Reproduce every entry in the listing without alteration.

=== Records supplied ===

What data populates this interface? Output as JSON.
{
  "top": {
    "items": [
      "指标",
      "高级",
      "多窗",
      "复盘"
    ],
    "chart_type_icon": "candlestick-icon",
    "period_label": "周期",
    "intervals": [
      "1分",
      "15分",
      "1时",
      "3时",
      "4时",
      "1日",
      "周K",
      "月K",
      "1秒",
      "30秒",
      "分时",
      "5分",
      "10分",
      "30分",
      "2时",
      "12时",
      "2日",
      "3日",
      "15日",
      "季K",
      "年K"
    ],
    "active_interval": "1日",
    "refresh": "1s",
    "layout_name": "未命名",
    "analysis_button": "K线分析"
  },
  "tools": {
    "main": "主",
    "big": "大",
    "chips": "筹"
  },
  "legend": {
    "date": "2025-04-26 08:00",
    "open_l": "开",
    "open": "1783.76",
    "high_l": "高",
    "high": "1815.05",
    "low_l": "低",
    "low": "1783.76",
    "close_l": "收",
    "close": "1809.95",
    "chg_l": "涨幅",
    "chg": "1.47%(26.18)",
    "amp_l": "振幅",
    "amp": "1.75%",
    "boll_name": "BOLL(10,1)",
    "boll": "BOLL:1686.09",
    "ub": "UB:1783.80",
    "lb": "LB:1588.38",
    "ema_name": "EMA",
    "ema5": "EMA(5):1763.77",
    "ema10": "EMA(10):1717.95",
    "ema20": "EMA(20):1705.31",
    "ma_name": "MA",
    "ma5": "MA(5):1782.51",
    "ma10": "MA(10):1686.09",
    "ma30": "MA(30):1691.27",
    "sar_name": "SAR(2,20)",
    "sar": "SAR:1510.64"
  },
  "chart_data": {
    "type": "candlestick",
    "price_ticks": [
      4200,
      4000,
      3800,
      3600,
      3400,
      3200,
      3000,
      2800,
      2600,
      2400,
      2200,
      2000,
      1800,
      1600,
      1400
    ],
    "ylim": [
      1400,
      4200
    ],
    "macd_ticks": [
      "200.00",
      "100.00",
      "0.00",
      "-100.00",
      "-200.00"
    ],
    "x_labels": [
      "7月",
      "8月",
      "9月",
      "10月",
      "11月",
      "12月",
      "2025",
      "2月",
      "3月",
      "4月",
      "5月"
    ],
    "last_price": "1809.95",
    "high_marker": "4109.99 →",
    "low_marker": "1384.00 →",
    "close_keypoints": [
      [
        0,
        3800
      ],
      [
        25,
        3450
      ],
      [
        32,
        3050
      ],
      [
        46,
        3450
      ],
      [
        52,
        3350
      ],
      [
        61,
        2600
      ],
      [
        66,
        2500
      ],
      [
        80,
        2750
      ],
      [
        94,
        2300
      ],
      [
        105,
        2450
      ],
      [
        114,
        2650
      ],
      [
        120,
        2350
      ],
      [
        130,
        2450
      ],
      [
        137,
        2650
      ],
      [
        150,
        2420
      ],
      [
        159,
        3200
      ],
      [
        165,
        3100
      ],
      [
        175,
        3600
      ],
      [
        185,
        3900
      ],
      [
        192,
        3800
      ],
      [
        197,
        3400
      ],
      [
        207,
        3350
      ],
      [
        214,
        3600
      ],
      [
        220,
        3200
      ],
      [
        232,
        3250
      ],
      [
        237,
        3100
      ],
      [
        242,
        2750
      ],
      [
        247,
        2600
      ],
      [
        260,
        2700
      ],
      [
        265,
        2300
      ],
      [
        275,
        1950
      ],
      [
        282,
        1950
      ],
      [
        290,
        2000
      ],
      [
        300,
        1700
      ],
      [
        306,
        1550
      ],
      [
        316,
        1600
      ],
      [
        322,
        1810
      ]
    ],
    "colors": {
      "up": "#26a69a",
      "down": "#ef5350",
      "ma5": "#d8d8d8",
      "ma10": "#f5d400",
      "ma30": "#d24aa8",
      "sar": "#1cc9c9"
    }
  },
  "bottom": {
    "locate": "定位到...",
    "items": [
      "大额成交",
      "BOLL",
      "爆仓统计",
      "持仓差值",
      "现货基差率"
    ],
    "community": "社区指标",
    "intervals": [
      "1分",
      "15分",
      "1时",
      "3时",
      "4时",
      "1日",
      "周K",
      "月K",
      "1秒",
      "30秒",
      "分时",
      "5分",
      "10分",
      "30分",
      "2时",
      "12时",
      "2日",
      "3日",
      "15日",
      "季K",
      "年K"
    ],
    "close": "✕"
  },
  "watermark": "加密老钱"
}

===

#### Exercise output
What data populates this interface? Output as JSON.
{
  "top": {
    "items": [
      "指标",
      "高级",
      "多窗",
      "复盘"
    ],
    "chart_type_icon": "candlestick-icon",
    "period_label": "周期",
    "intervals": [
      "1分",
      "15分",
      "1时",
      "3时",
      "4时",
      "1日",
      "周K",
      "月K",
      "1秒",
      "30秒",
      "分时",
      "5分",
      "10分",
      "30分",
      "2时",
      "12时",
      "2日",
      "3日",
      "15日",
      "季K",
      "年K"
    ],
    "active_interval": "1日",
    "refresh": "1s",
    "layout_name": "未命名",
    "analysis_button": "K线分析"
  },
  "tools": {
    "main": "主",
    "big": "大",
    "chips": "筹"
  },
  "legend": {
    "date": "2025-04-26 08:00",
    "open_l": "开",
    "open": "1783.76",
    "high_l": "高",
    "high": "1815.05",
    "low_l": "低",
    "low": "1783.76",
    "close_l": "收",
    "close": "1809.95",
    "chg_l": "涨幅",
    "chg": "1.47%(26.18)",
    "amp_l": "振幅",
    "amp": "1.75%",
    "boll_name": "BOLL(10,1)",
    "boll": "BOLL:1686.09",
    "ub": "UB:1783.80",
    "lb": "LB:1588.38",
    "ema_name": "EMA",
    "ema5": "EMA(5):1763.77",
    "ema10": "EMA(10):1717.95",
    "ema20": "EMA(20):1705.31",
    "ma_name": "MA",
    "ma5": "MA(5):1782.51",
    "ma10": "MA(10):1686.09",
    "ma30": "MA(30):1691.27",
    "sar_name": "SAR(2,20)",
    "sar": "SAR:1510.64"
  },
  "chart_data": {
    "type": "candlestick",
    "price_ticks": [
      4200,
      4000,
      3800,
      3600,
      3400,
      3200,
      3000,
      2800,
      2600,
      2400,
      2200,
      2000,
      1800,
      1600,
      1400
    ],
    "ylim": [
      1400,
      4200
    ],
    "macd_ticks": [
      "200.00",
      "100.00",
      "0.00",
      "-100.00",
      "-200.00"
    ],
    "x_labels": [
      "7月",
      "8月",
      "9月",
      "10月",
      "11月",
      "12月",
      "2025",
      "2月",
      "3月",
      "4月",
      "5月"
    ],
    "last_price": "1809.95",
    "high_marker": "4109.99 →",
    "low_marker": "1384.00 →",
    "close_keypoints": [
      [
        0,
        3800
      ],
      [
        25,
        3450
      ],
      [
        32,
        3050
      ],
      [
        46,
        3450
      ],
      [
        52,
        3350
      ],
      [
        61,
        2600
      ],
      [
        66,
        2500
      ],
      [
        80,
        2750
      ],
      [
        94,
        2300
      ],
      [
        105,
        2450
      ],
      [
        114,
        2650
      ],
      [
        120,
        2350
      ],
      [
        130,
        2450
      ],
      [
        137,
        2650
      ],
      [
        150,
        2420
      ],
      [
        159,
        3200
      ],
      [
        165,
        3100
      ],
      [
        175,
        3600
      ],
      [
        185,
        3900
      ],
      [
        192,
        3800
      ],
      [
        197,
        3400
      ],
      [
        207,
        3350
      ],
      [
        214,
        3600
      ],
      [
        220,
        3200
      ],
      [
        232,
        3250
      ],
      [
        237,
        3100
      ],
      [
        242,
        2750
      ],
      [
        247,
        2600
      ],
      [
        260,
        2700
      ],
      [
        265,
        2300
      ],
      [
        275,
        1950
      ],
      [
        282,
        1950
      ],
      [
        290,
        2000
      ],
      [
        300,
        1700
      ],
      [
        306,
        1550
      ],
      [
        316,
        1600
      ],
      [
        322,
        1810
      ]
    ],
    "colors": {
      "up": "#26a69a",
      "down": "#ef5350",
      "ma5": "#d8d8d8",
      "ma10": "#f5d400",
      "ma30": "#d24aa8",
      "sar": "#1cc9c9"
    }
  },
  "bottom": {
    "locate": "定位到...",
    "items": [
      "大额成交",
      "BOLL",
      "爆仓统计",
      "持仓差值",
      "现货基差率"
    ],
    "community": "社区指标",
    "intervals": [
      "1分",
      "15分",
      "1时",
      "3时",
      "4时",
      "1日",
      "周K",
      "月K",
      "1秒",
      "30秒",
      "分时",
      "5分",
      "10分",
      "30分",
      "2时",
      "12时",
      "2日",
      "3日",
      "15日",
      "季K",
      "年K"
    ],
    "close": "✕"
  },
  "watermark": "加密老钱"
}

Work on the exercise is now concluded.